The request
Report how many lines in the records hold the string "this"; give the number and nothing else.

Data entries
········
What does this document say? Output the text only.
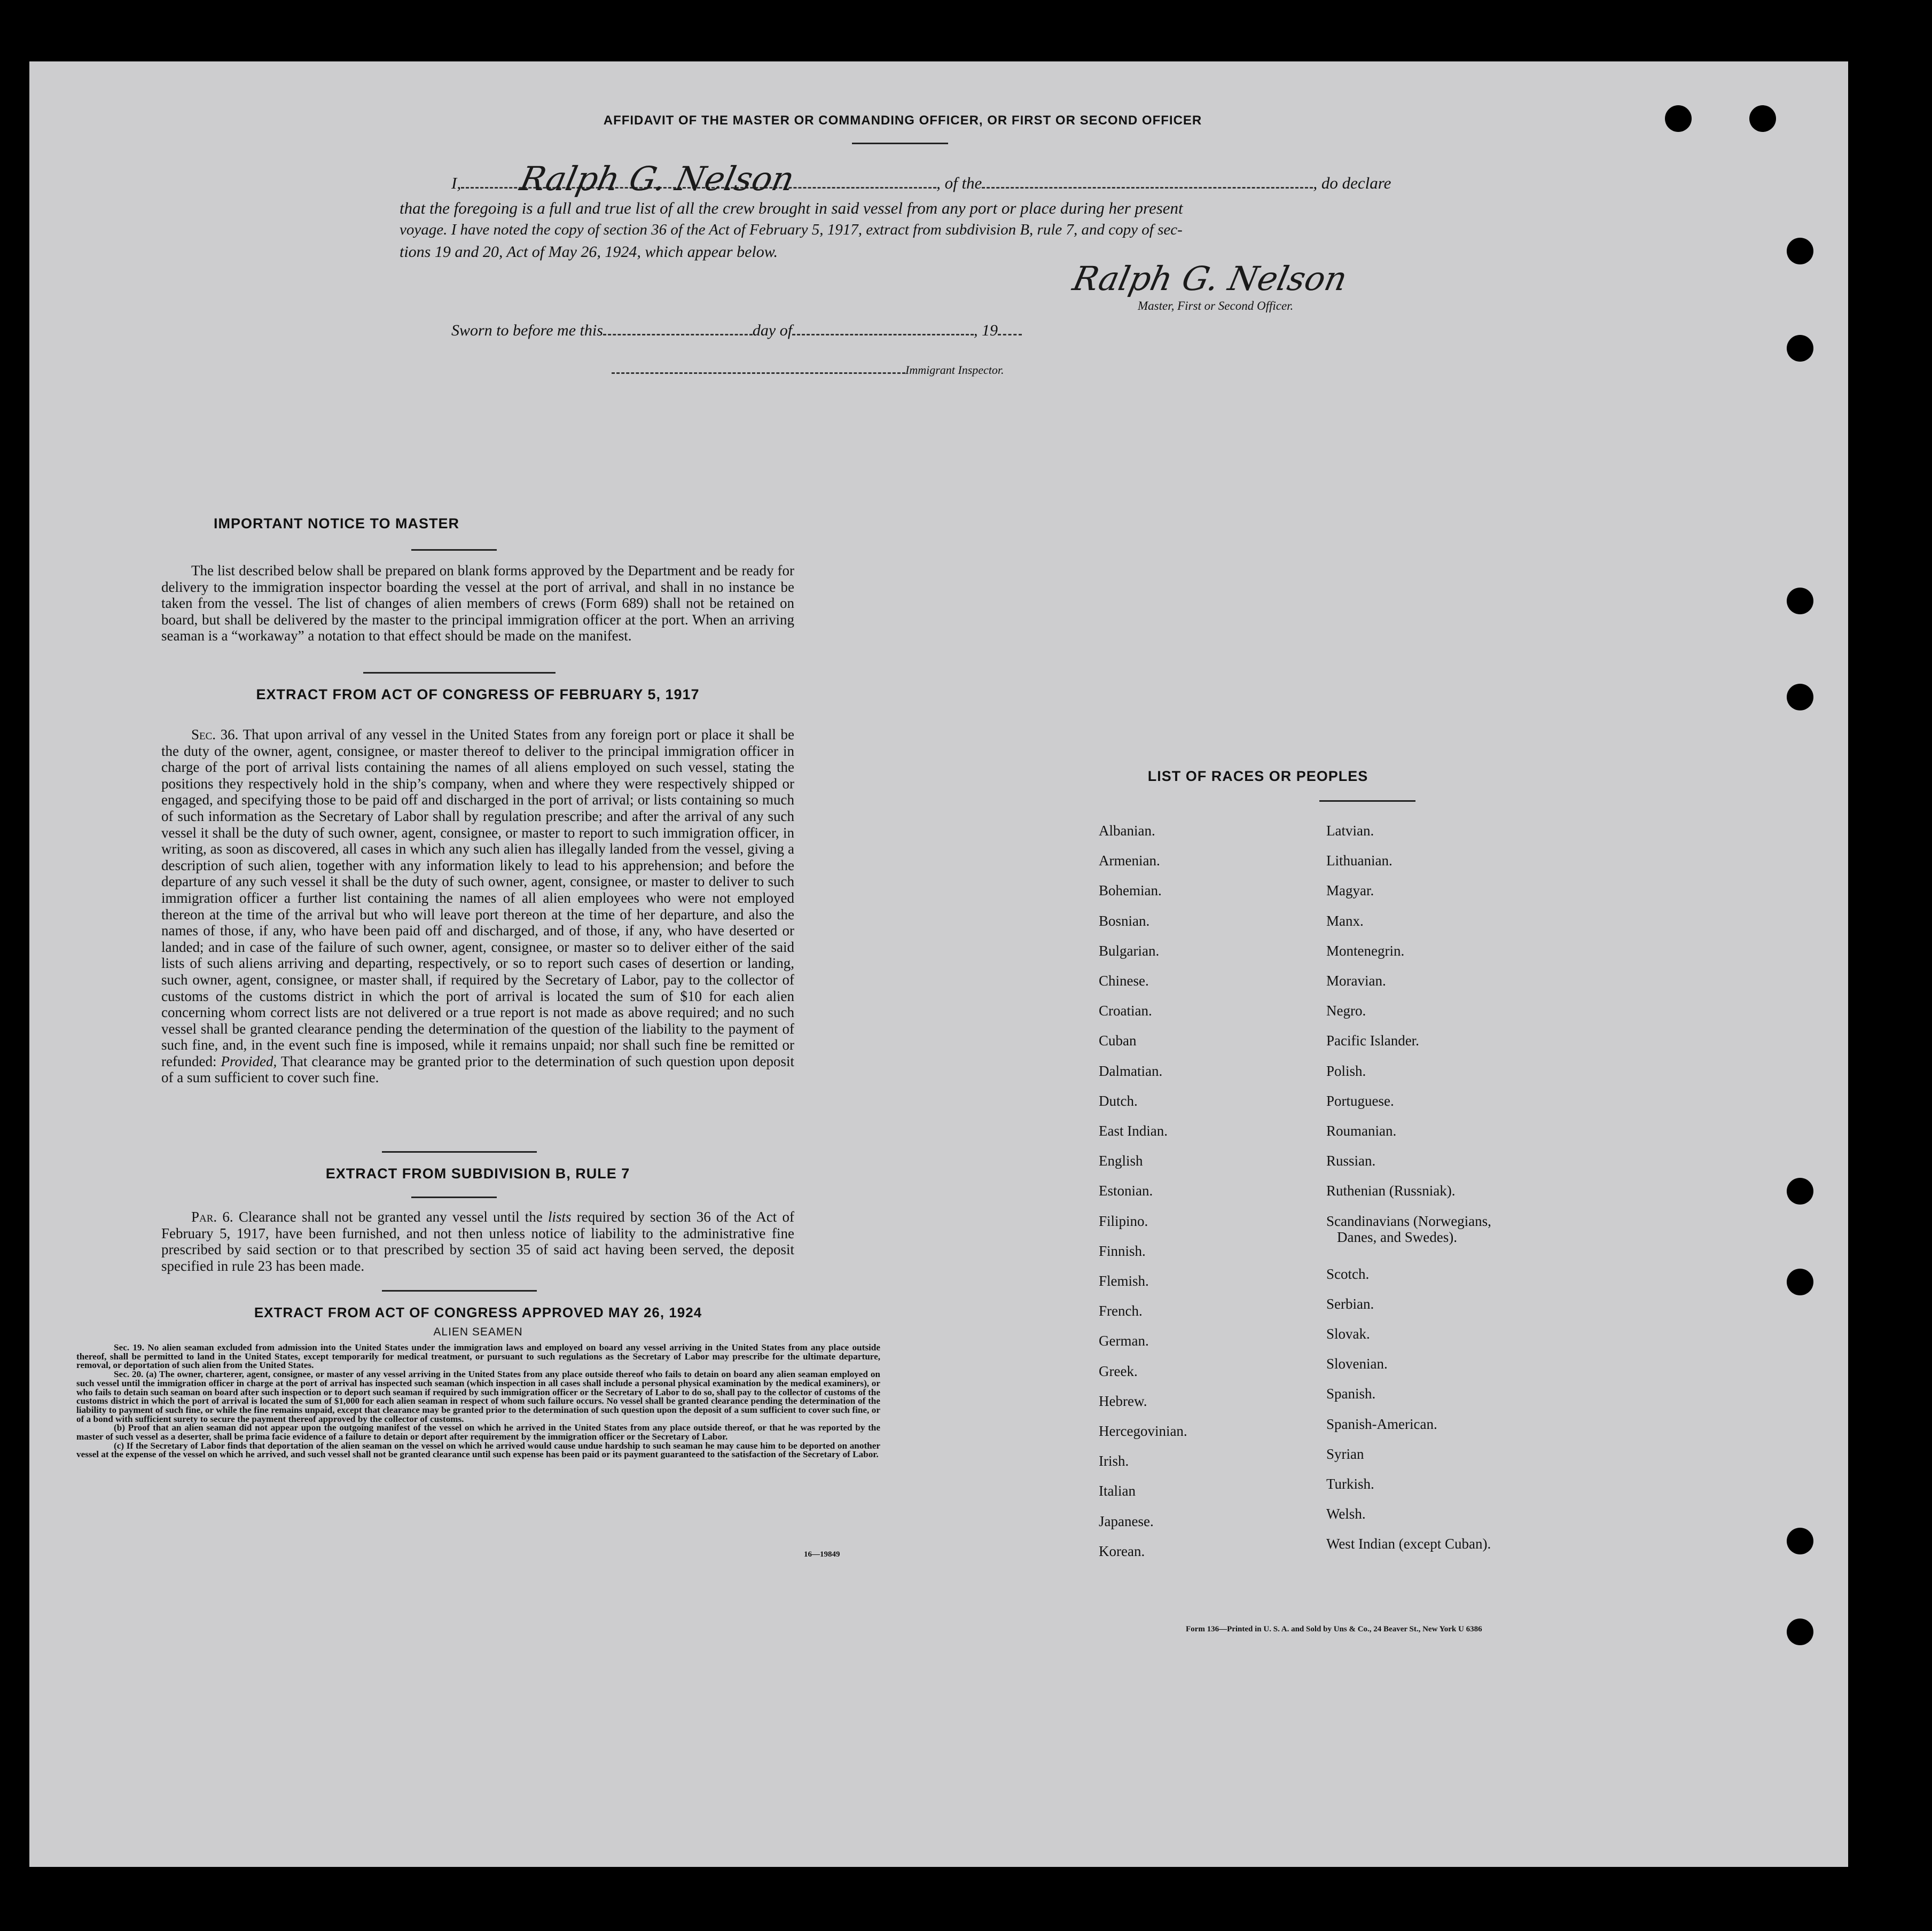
AFFIDAVIT OF THE MASTER OR COMMANDING OFFICER, OR FIRST OR SECOND OFFICER
I,	, of the	, do declare
Ralph G. Nelson
that the foregoing is a full and true list of all the crew brought in said vessel from any port or place during her present
voyage. I have noted the copy of section 36 of the Act of February 5, 1917, extract from subdivision B, rule 7, and copy of sec-
tions 19 and 20, Act of May 26, 1924, which appear below.
Ralph G. Nelson
Master, First or Second Officer.
Sworn to before me this	day of	, 19
Immigrant Inspector.
IMPORTANT NOTICE TO MASTER
The list described below shall be prepared on blank forms approved by the Department and be ready for delivery to the immigration inspector boarding the vessel at the port of arrival, and shall in no instance be taken from the vessel. The list of changes of alien members of crews (Form 689) shall not be retained on board, but shall be delivered by the master to the principal immigration officer at the port. When an arriving seaman is a “workaway” a notation to that effect should be made on the manifest.
EXTRACT FROM ACT OF CONGRESS OF FEBRUARY 5, 1917
Sec. 36. That upon arrival of any vessel in the United States from any foreign port or place it shall be the duty of the owner, agent, consignee, or master thereof to deliver to the principal immigration officer in charge of the port of arrival lists containing the names of all aliens employed on such vessel, stating the positions they respectively hold in the ship’s company, when and where they were respectively shipped or engaged, and specifying those to be paid off and discharged in the port of arrival; or lists containing so much of such information as the Secretary of Labor shall by regulation prescribe; and after the arrival of any such vessel it shall be the duty of such owner, agent, consignee, or master to report to such immigration officer, in writing, as soon as discovered, all cases in which any such alien has illegally landed from the vessel, giving a description of such alien, together with any information likely to lead to his apprehension; and before the departure of any such vessel it shall be the duty of such owner, agent, consignee, or master to deliver to such immigration officer a further list containing the names of all alien employees who were not employed thereon at the time of the arrival but who will leave port thereon at the time of her departure, and also the names of those, if any, who have been paid off and discharged, and of those, if any, who have deserted or landed; and in case of the failure of such owner, agent, consignee, or master so to deliver either of the said lists of such aliens arriving and departing, respectively, or so to report such cases of desertion or landing, such owner, agent, consignee, or master shall, if required by the Secretary of Labor, pay to the collector of customs of the customs district in which the port of arrival is located the sum of $10 for each alien concerning whom correct lists are not delivered or a true report is not made as above required; and no such vessel shall be granted clearance pending the determination of the question of the liability to the payment of such fine, and, in the event such fine is imposed, while it remains unpaid; nor shall such fine be remitted or refunded: Provided, That clearance may be granted prior to the determination of such question upon deposit of a sum sufficient to cover such fine.
EXTRACT FROM SUBDIVISION B, RULE 7
Par. 6. Clearance shall not be granted any vessel until the lists required by section 36 of the Act of February 5, 1917, have been furnished, and not then unless notice of liability to the administrative fine prescribed by said section or to that prescribed by section 35 of said act having been served, the deposit specified in rule 23 has been made.
EXTRACT FROM ACT OF CONGRESS APPROVED MAY 26, 1924
ALIEN SEAMEN
Sec. 19. No alien seaman excluded from admission into the United States under the immigration laws and employed on board any vessel arriving in the United States from any place outside thereof, shall be permitted to land in the United States, except temporarily for medical treatment, or pursuant to such regulations as the Secretary of Labor may prescribe for the ultimate departure, removal, or deportation of such alien from the United States.
Sec. 20. (a) The owner, charterer, agent, consignee, or master of any vessel arriving in the United States from any place outside thereof who fails to detain on board any alien seaman employed on such vessel until the immigration officer in charge at the port of arrival has inspected such seaman (which inspection in all cases shall include a personal physical examination by the medical examiners), or who fails to detain such seaman on board after such inspection or to deport such seaman if required by such immigration officer or the Secretary of Labor to do so, shall pay to the collector of customs of the customs district in which the port of arrival is located the sum of $1,000 for each alien seaman in respect of whom such failure occurs. No vessel shall be granted clearance pending the determination of the liability to payment of such fine, or while the fine remains unpaid, except that clearance may be granted prior to the determination of such question upon the deposit of a sum sufficient to cover such fine, or of a bond with sufficient surety to secure the payment thereof approved by the collector of customs.
(b) Proof that an alien seaman did not appear upon the outgoing manifest of the vessel on which he arrived in the United States from any place outside thereof, or that he was reported by the master of such vessel as a deserter, shall be prima facie evidence of a failure to detain or deport after requirement by the immigration officer or the Secretary of Labor.
(c) If the Secretary of Labor finds that deportation of the alien seaman on the vessel on which he arrived would cause undue hardship to such seaman he may cause him to be deported on another vessel at the expense of the vessel on which he arrived, and such vessel shall not be granted clearance until such expense has been paid or its payment guaranteed to the satisfaction of the Secretary of Labor.
16—19849
LIST OF RACES OR PEOPLES
Albanian.
Armenian.
Bohemian.
Bosnian.
Bulgarian.
Chinese.
Croatian.
Cuban
Dalmatian.
Dutch.
East Indian.
English
Estonian.
Filipino.
Finnish.
Flemish.
French.
German.
Greek.
Hebrew.
Hercegovinian.
Irish.
Italian
Japanese.
Korean.
Latvian.
Lithuanian.
Magyar.
Manx.
Montenegrin.
Moravian.
Negro.
Pacific Islander.
Polish.
Portuguese.
Roumanian.
Russian.
Ruthenian (Russniak).
Scandinavians (Norwegians,
Danes, and Swedes).
Scotch.
Serbian.
Slovak.
Slovenian.
Spanish.
Spanish-American.
Syrian
Turkish.
Welsh.
West Indian (except Cuban).
Form 136—Printed in U. S. A. and Sold by Uns & Co., 24 Beaver St., New York U 6386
········
Finished task
2